Begin

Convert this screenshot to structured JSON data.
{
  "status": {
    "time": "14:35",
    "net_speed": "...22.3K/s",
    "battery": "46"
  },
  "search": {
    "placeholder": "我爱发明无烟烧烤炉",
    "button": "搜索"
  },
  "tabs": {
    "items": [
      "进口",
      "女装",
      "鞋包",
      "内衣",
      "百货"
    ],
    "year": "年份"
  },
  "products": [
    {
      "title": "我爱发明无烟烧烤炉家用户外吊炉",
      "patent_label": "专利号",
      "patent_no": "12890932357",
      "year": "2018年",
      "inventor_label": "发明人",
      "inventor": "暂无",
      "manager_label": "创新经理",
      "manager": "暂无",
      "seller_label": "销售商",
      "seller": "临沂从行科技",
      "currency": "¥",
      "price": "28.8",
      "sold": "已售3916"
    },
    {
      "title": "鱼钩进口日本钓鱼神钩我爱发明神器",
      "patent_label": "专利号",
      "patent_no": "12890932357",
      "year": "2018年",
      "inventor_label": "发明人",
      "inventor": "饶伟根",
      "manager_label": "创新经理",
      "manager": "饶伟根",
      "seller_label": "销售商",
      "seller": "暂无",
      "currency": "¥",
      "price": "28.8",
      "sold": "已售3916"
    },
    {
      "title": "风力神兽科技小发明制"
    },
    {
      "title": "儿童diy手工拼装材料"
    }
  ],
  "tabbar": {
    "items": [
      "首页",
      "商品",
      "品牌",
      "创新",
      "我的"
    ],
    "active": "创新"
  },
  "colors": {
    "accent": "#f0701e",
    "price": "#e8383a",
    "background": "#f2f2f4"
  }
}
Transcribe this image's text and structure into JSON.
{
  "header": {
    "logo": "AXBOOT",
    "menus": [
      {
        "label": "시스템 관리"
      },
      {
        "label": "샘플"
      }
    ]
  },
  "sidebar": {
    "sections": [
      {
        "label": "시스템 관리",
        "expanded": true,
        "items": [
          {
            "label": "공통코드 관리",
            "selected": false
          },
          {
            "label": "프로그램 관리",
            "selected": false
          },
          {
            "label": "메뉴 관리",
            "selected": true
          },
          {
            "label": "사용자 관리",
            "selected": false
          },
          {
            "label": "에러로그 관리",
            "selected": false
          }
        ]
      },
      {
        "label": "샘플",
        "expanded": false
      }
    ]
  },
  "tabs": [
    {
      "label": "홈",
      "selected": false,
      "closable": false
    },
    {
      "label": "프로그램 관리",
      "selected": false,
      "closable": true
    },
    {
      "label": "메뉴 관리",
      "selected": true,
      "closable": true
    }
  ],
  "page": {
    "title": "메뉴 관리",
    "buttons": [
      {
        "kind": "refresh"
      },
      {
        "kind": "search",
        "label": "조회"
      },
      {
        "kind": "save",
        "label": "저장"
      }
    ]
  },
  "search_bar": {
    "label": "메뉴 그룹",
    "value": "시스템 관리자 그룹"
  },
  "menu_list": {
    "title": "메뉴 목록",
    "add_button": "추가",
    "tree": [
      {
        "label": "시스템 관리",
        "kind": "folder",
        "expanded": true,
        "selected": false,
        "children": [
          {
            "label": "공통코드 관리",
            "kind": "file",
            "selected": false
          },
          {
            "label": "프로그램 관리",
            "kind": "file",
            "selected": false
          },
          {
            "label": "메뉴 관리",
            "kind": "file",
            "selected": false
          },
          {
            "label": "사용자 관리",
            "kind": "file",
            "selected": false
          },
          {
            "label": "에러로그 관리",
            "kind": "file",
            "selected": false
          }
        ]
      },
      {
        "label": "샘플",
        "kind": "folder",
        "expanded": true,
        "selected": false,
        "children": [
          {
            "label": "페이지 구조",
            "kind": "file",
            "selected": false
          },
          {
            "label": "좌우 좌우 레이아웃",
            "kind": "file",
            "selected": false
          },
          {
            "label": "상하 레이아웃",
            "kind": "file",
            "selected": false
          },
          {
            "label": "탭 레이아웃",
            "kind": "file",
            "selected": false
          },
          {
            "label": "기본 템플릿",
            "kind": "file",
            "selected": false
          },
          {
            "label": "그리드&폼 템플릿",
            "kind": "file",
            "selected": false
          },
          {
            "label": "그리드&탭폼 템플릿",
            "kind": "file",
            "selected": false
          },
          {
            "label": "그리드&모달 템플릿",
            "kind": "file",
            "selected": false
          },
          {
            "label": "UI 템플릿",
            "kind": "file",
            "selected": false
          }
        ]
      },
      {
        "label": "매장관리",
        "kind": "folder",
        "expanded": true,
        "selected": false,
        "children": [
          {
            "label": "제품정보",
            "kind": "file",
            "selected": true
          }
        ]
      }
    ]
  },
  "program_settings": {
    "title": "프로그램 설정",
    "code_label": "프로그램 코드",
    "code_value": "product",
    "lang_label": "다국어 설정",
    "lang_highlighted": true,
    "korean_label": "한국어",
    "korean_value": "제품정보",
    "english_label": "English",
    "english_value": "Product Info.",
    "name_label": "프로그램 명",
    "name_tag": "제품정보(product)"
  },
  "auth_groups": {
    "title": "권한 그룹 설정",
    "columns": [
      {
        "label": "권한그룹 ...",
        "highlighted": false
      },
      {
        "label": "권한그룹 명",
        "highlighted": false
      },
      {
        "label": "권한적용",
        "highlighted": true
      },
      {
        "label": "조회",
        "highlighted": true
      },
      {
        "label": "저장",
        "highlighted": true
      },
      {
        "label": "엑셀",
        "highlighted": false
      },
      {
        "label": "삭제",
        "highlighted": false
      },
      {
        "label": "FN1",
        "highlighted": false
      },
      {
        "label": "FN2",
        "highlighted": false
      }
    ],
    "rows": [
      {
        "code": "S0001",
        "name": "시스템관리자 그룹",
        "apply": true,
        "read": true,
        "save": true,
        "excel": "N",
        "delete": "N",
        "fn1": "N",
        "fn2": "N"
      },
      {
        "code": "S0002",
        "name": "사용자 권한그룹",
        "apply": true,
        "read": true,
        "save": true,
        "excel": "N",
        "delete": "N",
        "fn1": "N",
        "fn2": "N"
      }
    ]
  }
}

End

In the material above, tally every line with the string "JSON" in it, then give that number alone.

2